▶ _WHAT YOU NEED TO DO_: Retype the records that come next, word for word.

▶ _Stored data_:
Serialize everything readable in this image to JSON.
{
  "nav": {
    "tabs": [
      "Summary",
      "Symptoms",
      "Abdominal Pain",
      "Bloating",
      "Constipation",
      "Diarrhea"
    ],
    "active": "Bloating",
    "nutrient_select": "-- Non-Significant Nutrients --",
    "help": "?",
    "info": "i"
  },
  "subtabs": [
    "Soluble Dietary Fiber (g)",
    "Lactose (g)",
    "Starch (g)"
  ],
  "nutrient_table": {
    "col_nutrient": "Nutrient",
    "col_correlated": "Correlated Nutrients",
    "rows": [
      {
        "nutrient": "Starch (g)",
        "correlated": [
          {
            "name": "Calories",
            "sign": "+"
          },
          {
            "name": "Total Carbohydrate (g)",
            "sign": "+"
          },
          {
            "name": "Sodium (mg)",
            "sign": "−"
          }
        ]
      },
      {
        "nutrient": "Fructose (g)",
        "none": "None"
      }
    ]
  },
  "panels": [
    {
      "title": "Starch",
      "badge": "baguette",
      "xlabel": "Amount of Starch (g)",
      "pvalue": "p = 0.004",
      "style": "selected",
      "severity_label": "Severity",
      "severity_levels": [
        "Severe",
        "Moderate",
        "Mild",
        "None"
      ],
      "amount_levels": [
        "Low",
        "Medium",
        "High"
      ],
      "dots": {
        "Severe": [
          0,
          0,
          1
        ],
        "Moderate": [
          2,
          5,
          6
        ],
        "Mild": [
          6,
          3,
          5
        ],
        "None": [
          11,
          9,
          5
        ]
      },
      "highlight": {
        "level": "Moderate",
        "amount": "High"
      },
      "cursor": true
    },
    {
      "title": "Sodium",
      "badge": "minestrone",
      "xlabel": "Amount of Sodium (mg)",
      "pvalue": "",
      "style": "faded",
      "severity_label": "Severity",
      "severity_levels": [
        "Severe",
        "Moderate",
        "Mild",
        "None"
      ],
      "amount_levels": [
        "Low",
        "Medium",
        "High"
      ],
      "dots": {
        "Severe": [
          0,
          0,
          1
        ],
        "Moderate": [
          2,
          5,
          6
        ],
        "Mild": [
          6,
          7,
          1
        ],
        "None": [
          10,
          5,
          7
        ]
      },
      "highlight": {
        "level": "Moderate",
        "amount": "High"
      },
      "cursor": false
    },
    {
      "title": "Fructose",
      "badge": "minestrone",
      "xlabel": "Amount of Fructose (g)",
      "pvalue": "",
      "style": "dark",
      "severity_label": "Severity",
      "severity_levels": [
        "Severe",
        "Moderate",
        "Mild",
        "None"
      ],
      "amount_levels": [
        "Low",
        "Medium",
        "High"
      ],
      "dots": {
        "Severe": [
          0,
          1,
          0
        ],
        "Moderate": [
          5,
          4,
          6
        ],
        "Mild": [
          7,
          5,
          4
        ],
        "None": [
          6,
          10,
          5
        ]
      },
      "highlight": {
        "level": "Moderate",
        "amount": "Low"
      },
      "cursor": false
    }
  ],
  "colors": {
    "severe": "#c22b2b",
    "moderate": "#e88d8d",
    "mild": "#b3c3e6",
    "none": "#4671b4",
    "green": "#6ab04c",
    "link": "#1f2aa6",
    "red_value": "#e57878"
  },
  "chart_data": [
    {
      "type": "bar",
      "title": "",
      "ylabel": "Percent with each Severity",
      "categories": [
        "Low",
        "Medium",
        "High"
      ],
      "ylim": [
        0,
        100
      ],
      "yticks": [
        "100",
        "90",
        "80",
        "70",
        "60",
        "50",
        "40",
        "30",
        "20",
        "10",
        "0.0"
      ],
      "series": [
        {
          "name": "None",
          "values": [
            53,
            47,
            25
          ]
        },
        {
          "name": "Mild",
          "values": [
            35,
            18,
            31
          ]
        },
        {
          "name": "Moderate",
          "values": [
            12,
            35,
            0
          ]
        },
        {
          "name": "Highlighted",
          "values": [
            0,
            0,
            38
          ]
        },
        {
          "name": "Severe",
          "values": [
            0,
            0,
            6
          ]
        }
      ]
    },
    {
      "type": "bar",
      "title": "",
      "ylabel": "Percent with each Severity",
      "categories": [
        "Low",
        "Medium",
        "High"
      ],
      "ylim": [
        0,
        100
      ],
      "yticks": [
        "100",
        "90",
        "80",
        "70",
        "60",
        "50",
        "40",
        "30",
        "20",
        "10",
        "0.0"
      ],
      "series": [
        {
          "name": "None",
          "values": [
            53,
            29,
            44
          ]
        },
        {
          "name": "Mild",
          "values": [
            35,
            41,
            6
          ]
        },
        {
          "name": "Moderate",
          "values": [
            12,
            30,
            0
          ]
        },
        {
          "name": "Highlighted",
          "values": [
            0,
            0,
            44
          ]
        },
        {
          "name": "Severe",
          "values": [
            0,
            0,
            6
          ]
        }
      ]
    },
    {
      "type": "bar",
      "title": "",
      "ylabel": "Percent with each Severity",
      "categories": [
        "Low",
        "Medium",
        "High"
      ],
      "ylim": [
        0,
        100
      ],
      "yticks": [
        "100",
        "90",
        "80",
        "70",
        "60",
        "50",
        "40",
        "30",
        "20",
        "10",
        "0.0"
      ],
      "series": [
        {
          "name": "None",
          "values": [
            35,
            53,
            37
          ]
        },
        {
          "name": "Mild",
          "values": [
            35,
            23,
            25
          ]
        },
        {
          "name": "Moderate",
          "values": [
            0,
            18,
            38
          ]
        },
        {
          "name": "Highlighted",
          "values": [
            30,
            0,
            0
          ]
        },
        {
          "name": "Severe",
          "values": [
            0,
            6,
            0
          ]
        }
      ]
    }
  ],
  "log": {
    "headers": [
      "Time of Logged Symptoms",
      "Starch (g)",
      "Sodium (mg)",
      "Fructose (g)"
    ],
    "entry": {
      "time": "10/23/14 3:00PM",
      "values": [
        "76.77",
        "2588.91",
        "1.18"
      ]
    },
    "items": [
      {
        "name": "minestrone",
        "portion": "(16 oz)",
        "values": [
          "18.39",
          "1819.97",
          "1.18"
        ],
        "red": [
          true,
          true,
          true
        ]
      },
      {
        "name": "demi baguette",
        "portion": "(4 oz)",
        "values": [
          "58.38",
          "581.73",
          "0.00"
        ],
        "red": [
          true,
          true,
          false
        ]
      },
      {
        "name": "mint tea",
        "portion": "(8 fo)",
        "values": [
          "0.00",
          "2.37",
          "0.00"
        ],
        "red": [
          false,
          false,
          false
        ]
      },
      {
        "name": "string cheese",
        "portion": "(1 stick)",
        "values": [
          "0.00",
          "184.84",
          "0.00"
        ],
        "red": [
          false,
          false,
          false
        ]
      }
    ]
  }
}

▶ _COMPLETE ANSWER_:
Serialize everything readable in this image to JSON.
{
  "nav": {
    "tabs": [
      "Summary",
      "Symptoms",
      "Abdominal Pain",
      "Bloating",
      "Constipation",
      "Diarrhea"
    ],
    "active": "Bloating",
    "nutrient_select": "-- Non-Significant Nutrients --",
    "help": "?",
    "info": "i"
  },
  "subtabs": [
    "Soluble Dietary Fiber (g)",
    "Lactose (g)",
    "Starch (g)"
  ],
  "nutrient_table": {
    "col_nutrient": "Nutrient",
    "col_correlated": "Correlated Nutrients",
    "rows": [
      {
        "nutrient": "Starch (g)",
        "correlated": [
          {
            "name": "Calories",
            "sign": "+"
          },
          {
            "name": "Total Carbohydrate (g)",
            "sign": "+"
          },
          {
            "name": "Sodium (mg)",
            "sign": "−"
          }
        ]
      },
      {
        "nutrient": "Fructose (g)",
        "none": "None"
      }
    ]
  },
  "panels": [
    {
      "title": "Starch",
      "badge": "baguette",
      "xlabel": "Amount of Starch (g)",
      "pvalue": "p = 0.004",
      "style": "selected",
      "severity_label": "Severity",
      "severity_levels": [
        "Severe",
        "Moderate",
        "Mild",
        "None"
      ],
      "amount_levels": [
        "Low",
        "Medium",
        "High"
      ],
      "dots": {
        "Severe": [
          0,
          0,
          1
        ],
        "Moderate": [
          2,
          5,
          6
        ],
        "Mild": [
          6,
          3,
          5
        ],
        "None": [
          11,
          9,
          5
        ]
      },
      "highlight": {
        "level": "Moderate",
        "amount": "High"
      },
      "cursor": true
    },
    {
      "title": "Sodium",
      "badge": "minestrone",
      "xlabel": "Amount of Sodium (mg)",
      "pvalue": "",
      "style": "faded",
      "severity_label": "Severity",
      "severity_levels": [
        "Severe",
        "Moderate",
        "Mild",
        "None"
      ],
      "amount_levels": [
        "Low",
        "Medium",
        "High"
      ],
      "dots": {
        "Severe": [
          0,
          0,
          1
        ],
        "Moderate": [
          2,
          5,
          6
        ],
        "Mild": [
          6,
          7,
          1
        ],
        "None": [
          10,
          5,
          7
        ]
      },
      "highlight": {
        "level": "Moderate",
        "amount": "High"
      },
      "cursor": false
    },
    {
      "title": "Fructose",
      "badge": "minestrone",
      "xlabel": "Amount of Fructose (g)",
      "pvalue": "",
      "style": "dark",
      "severity_label": "Severity",
      "severity_levels": [
        "Severe",
        "Moderate",
        "Mild",
        "None"
      ],
      "amount_levels": [
        "Low",
        "Medium",
        "High"
      ],
      "dots": {
        "Severe": [
          0,
          1,
          0
        ],
        "Moderate": [
          5,
          4,
          6
        ],
        "Mild": [
          7,
          5,
          4
        ],
        "None": [
          6,
          10,
          5
        ]
      },
      "highlight": {
        "level": "Moderate",
        "amount": "Low"
      },
      "cursor": false
    }
  ],
  "colors": {
    "severe": "#c22b2b",
    "moderate": "#e88d8d",
    "mild": "#b3c3e6",
    "none": "#4671b4",
    "green": "#6ab04c",
    "link": "#1f2aa6",
    "red_value": "#e57878"
  },
  "chart_data": [
    {
      "type": "bar",
      "title": "",
      "ylabel": "Percent with each Severity",
      "categories": [
        "Low",
        "Medium",
        "High"
      ],
      "ylim": [
        0,
        100
      ],
      "yticks": [
        "100",
        "90",
        "80",
        "70",
        "60",
        "50",
        "40",
        "30",
        "20",
        "10",
        "0.0"
      ],
      "series": [
        {
          "name": "None",
          "values": [
            53,
            47,
            25
          ]
        },
        {
          "name": "Mild",
          "values": [
            35,
            18,
            31
          ]
        },
        {
          "name": "Moderate",
          "values": [
            12,
            35,
            0
          ]
        },
        {
          "name": "Highlighted",
          "values": [
            0,
            0,
            38
          ]
        },
        {
          "name": "Severe",
          "values": [
            0,
            0,
            6
          ]
        }
      ]
    },
    {
      "type": "bar",
      "title": "",
      "ylabel": "Percent with each Severity",
      "categories": [
        "Low",
        "Medium",
        "High"
      ],
      "ylim": [
        0,
        100
      ],
      "yticks": [
        "100",
        "90",
        "80",
        "70",
        "60",
        "50",
        "40",
        "30",
        "20",
        "10",
        "0.0"
      ],
      "series": [
        {
          "name": "None",
          "values": [
            53,
            29,
            44
          ]
        },
        {
          "name": "Mild",
          "values": [
            35,
            41,
            6
          ]
        },
        {
          "name": "Moderate",
          "values": [
            12,
            30,
            0
          ]
        },
        {
          "name": "Highlighted",
          "values": [
            0,
            0,
            44
          ]
        },
        {
          "name": "Severe",
          "values": [
            0,
            0,
            6
          ]
        }
      ]
    },
    {
      "type": "bar",
      "title": "",
      "ylabel": "Percent with each Severity",
      "categories": [
        "Low",
        "Medium",
        "High"
      ],
      "ylim": [
        0,
        100
      ],
      "yticks": [
        "100",
        "90",
        "80",
        "70",
        "60",
        "50",
        "40",
        "30",
        "20",
        "10",
        "0.0"
      ],
      "series": [
        {
          "name": "None",
          "values": [
            35,
            53,
            37
          ]
        },
        {
          "name": "Mild",
          "values": [
            35,
            23,
            25
          ]
        },
        {
          "name": "Moderate",
          "values": [
            0,
            18,
            38
          ]
        },
        {
          "name": "Highlighted",
          "values": [
            30,
            0,
            0
          ]
        },
        {
          "name": "Severe",
          "values": [
            0,
            6,
            0
          ]
        }
      ]
    }
  ],
  "log": {
    "headers": [
      "Time of Logged Symptoms",
      "Starch (g)",
      "Sodium (mg)",
      "Fructose (g)"
    ],
    "entry": {
      "time": "10/23/14 3:00PM",
      "values": [
        "76.77",
        "2588.91",
        "1.18"
      ]
    },
    "items": [
      {
        "name": "minestrone",
        "portion": "(16 oz)",
        "values": [
          "18.39",
          "1819.97",
          "1.18"
        ],
        "red": [
          true,
          true,
          true
        ]
      },
      {
        "name": "demi baguette",
        "portion": "(4 oz)",
        "values": [
          "58.38",
          "581.73",
          "0.00"
        ],
        "red": [
          true,
          true,
          false
        ]
      },
      {
        "name": "mint tea",
        "portion": "(8 fo)",
        "values": [
          "0.00",
          "2.37",
          "0.00"
        ],
        "red": [
          false,
          false,
          false
        ]
      },
      {
        "name": "string cheese",
        "portion": "(1 stick)",
        "values": [
          "0.00",
          "184.84",
          "0.00"
        ],
        "red": [
          false,
          false,
          false
        ]
      }
    ]
  }
}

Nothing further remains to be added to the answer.